(Figure collection entries)
╭──

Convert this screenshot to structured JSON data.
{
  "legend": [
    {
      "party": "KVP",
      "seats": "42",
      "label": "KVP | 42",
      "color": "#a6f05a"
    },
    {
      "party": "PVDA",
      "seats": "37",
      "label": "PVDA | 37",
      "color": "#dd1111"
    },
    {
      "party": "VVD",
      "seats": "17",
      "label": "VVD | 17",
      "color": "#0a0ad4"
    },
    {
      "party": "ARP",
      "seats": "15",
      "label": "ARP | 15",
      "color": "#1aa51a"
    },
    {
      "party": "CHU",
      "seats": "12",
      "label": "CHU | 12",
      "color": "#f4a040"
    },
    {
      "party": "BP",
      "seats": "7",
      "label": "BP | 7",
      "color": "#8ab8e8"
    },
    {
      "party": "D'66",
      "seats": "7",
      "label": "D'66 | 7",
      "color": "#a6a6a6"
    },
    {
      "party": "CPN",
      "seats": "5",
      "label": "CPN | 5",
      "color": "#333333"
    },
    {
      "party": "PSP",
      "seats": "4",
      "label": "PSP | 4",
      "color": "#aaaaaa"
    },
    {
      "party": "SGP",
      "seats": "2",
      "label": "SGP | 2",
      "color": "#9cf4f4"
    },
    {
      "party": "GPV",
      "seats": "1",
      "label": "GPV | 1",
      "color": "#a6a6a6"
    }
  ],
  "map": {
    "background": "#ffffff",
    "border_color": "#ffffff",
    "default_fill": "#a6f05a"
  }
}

╰──

Tell how many lines contain the word "seats", using only the number.

Reply
11